Getting UNIX prompt to display curr

David C Lawrence tale at its.rpi.edu
Sat Mar 25 16:50:20 AEST 1989


In article <2113 at cveg.uucp> jms at hcx.uucp (Michael Stanley) writes:
MS> Ah, but csh includes the environment variable $cwd.  This makes setting
MS> foo unnecessary.  It seems to me that you could remove the part that says:

MS> 	set foo=`pwd`

MS> and replace every occurrence of $foo with $cwd.

MS> I haven't actually tested these examples so I hope I didn't just stick
MS> my foot in my mouth, but I did do something like this once so I'm pretty
MS> sure it'll work.

Well, you didn't necessarily stick your foot in your mouth.  $cwd
works just fine for people who don't care where they REALLY are in
the directory tree (ie, those who never bother with .. ).  However,
for those of us who do use .. as a convenient shorthand way to move
around directories, $cwd doesn't cut it.  If the directory to which
you changed was in reality a symbolic link, $cwd (and dirs) reports
the name of the link, not the final destination.  Using pwd for the
prompt insures that the actual current directory will be displayed.

[Bounding box entries]
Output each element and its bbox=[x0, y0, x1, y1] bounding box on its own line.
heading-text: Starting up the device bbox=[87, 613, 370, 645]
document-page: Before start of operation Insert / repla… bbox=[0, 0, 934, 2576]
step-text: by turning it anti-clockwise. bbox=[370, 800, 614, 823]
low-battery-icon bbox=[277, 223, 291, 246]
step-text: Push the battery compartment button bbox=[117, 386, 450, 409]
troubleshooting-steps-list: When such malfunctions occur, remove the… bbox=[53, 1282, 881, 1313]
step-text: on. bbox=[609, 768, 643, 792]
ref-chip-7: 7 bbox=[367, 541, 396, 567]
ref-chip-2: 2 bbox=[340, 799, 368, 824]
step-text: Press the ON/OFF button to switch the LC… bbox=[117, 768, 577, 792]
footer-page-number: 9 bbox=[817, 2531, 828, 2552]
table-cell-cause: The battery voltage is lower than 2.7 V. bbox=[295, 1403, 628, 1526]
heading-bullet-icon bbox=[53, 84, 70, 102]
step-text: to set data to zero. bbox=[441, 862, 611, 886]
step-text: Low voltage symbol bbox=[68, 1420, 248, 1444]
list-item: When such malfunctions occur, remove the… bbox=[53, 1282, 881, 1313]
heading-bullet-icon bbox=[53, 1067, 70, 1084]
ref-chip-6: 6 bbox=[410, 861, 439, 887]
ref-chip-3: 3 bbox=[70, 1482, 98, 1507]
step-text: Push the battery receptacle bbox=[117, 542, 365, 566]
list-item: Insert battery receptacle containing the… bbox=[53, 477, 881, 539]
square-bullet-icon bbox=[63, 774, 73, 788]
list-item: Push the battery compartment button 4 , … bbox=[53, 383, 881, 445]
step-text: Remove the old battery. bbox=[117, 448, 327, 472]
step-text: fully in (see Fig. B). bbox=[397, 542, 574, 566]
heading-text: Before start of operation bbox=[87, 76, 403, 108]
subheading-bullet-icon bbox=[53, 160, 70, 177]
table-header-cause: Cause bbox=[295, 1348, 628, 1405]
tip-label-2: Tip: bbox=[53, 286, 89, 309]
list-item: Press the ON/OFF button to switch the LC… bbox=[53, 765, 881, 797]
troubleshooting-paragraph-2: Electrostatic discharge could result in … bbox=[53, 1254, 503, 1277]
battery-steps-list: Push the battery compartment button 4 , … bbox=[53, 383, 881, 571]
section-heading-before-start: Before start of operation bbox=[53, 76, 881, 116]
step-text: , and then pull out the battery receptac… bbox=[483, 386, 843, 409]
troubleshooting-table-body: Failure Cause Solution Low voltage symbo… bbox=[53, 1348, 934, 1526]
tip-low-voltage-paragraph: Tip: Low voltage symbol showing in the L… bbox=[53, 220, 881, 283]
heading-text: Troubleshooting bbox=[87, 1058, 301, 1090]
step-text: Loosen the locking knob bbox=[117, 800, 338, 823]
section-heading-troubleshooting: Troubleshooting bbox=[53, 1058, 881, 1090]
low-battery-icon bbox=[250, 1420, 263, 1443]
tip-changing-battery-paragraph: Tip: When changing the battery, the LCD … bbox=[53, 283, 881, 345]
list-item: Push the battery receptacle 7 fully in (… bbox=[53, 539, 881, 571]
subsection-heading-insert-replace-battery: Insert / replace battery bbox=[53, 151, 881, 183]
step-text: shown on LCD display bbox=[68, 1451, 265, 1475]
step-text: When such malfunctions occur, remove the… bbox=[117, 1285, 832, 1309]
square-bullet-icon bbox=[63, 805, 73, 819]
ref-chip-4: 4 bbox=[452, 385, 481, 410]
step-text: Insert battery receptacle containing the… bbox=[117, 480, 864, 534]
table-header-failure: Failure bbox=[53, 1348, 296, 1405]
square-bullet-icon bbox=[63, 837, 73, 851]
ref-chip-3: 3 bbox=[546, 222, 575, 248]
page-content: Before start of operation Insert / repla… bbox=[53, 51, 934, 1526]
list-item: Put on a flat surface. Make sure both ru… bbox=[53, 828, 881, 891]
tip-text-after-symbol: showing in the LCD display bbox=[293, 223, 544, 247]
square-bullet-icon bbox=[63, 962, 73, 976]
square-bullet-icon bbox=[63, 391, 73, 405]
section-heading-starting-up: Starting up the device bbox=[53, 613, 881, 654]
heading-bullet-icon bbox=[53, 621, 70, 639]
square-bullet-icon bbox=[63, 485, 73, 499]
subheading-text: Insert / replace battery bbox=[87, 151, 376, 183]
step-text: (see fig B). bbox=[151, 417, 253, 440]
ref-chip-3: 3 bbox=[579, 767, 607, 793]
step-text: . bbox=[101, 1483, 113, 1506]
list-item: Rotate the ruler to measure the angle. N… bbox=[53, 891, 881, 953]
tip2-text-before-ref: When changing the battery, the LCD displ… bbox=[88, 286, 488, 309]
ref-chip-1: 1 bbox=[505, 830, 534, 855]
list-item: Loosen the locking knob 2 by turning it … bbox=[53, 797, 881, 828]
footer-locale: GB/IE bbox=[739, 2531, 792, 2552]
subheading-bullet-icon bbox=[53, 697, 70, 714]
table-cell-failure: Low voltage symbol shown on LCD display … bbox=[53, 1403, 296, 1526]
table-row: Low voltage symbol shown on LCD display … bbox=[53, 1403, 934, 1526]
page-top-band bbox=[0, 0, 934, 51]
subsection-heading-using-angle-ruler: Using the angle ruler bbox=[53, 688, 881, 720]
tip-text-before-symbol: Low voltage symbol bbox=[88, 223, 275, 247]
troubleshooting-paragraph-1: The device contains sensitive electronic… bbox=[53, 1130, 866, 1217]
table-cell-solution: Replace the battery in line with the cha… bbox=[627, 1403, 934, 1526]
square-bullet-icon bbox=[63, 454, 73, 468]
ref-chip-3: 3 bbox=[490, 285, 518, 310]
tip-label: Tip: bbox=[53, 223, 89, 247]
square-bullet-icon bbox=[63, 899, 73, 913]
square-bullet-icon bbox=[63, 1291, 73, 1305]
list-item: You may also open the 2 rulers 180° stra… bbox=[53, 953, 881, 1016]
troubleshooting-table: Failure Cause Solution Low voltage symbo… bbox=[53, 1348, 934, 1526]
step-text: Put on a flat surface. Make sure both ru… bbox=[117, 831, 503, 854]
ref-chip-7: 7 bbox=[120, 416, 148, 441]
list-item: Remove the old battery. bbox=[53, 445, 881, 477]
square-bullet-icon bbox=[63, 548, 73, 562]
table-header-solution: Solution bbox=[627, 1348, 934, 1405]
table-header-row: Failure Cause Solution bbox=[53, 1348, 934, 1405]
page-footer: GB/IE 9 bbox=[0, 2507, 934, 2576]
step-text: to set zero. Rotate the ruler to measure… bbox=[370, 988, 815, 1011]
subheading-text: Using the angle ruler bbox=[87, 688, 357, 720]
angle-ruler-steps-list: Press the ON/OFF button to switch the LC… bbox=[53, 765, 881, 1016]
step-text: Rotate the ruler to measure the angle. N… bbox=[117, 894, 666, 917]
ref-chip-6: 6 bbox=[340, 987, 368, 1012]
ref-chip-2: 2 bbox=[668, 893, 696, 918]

▶ [GIVEN PROBLEM 1]: In the post on the csh prompt, what does $cwd report when the directory you changed to is really a symbolic link?
▶ [GIVEN PROBLEM 2]: Reproduce the post on the csh prompt word for word, starting at "MS> I haven't" and ending at "sure it'll work.".
▶ [GIVEN PROBLEM 3]: Resume the post on the csh prompt after its last sentence.

▶ [WRITTEN REPLY 1]: It reports the name of the link, not the final destination.

▶ [WRITTEN REPLY 2]:
MS> I haven't actually tested these examples so I hope I didn't just stick
MS> my foot in my mouth, but I did do something like this once so I'm pretty
MS> sure it'll work.

▶ [WRITTEN REPLY 3]:
For anyone who is really interested in the 80 000 ways that other
people are setting their prompt, here's my obligatory contribution.
Perhaps the original fellow who asked the question (with the Bourne
shell) would like to get tcsh -- prompt-people can play to their
hearts delight in it.  The following are in tcsh:

alias precmd pwd
set prompt="%m:`whoami` (%h) "

to give me:

/home/h/tale/News
consult1:tale (87) 

tcsh also has an available variable "cwdcmd" to be executed whenever
the current value of cwd changes.  This can be set to change the
window label of a shelltool, for example, by aliasing it to 

alias cwdcmd echo ^[]l$cwd^[\\

For those interested, tcsh is available from tut.cis.ohio-state.edu
via anonymous ftp.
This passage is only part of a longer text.